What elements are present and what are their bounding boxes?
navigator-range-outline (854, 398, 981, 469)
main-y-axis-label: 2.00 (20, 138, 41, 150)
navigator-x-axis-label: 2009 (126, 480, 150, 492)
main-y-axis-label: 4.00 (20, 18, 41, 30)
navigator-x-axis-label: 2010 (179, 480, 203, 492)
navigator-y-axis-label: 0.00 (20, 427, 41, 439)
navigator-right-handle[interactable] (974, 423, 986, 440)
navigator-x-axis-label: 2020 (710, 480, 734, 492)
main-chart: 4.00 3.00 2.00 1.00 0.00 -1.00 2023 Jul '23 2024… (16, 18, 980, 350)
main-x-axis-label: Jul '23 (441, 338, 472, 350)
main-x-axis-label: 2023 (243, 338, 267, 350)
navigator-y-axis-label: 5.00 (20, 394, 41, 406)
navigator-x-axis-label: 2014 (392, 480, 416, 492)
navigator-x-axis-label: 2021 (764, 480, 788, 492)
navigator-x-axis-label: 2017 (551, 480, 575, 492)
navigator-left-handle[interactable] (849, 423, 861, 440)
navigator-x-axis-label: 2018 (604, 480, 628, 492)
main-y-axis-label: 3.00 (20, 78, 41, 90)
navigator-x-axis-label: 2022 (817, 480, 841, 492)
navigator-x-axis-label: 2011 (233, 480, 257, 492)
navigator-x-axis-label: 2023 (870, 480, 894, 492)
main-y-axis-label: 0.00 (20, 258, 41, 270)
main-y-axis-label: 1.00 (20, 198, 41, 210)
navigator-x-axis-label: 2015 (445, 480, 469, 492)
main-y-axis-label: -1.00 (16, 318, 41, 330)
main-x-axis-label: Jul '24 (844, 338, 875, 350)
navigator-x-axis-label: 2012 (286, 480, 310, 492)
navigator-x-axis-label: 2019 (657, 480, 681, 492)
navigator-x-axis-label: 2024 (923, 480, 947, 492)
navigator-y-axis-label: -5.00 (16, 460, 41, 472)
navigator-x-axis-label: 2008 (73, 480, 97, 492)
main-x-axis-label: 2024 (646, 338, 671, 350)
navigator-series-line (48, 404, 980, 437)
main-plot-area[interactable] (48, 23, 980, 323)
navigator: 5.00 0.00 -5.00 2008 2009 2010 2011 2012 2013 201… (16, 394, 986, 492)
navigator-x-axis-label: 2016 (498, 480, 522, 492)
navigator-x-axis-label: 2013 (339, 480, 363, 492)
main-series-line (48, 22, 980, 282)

····················

■ EXERCISE ■
Please return, word for word, every line of the records from the first one through the line that contains "navigator-x-axis-label: 2023 (870, 480, 894, 492)", both ends included.

■ EXERCISE OUTPUT ■
What elements are present and what are their bounding boxes?
navigator-range-outline (854, 398, 981, 469)
main-y-axis-label: 2.00 (20, 138, 41, 150)
navigator-x-axis-label: 2009 (126, 480, 150, 492)
main-y-axis-label: 4.00 (20, 18, 41, 30)
navigator-x-axis-label: 2010 (179, 480, 203, 492)
navigator-y-axis-label: 0.00 (20, 427, 41, 439)
navigator-right-handle[interactable] (974, 423, 986, 440)
navigator-x-axis-label: 2020 (710, 480, 734, 492)
main-chart: 4.00 3.00 2.00 1.00 0.00 -1.00 2023 Jul '23 2024… (16, 18, 980, 350)
main-x-axis-label: Jul '23 (441, 338, 472, 350)
main-x-axis-label: 2023 (243, 338, 267, 350)
navigator-y-axis-label: 5.00 (20, 394, 41, 406)
navigator-x-axis-label: 2014 (392, 480, 416, 492)
navigator-x-axis-label: 2021 (764, 480, 788, 492)
navigator-x-axis-label: 2017 (551, 480, 575, 492)
navigator-left-handle[interactable] (849, 423, 861, 440)
navigator-x-axis-label: 2018 (604, 480, 628, 492)
main-y-axis-label: 3.00 (20, 78, 41, 90)
navigator-x-axis-label: 2022 (817, 480, 841, 492)
navigator-x-axis-label: 2011 (233, 480, 257, 492)
navigator-x-axis-label: 2023 (870, 480, 894, 492)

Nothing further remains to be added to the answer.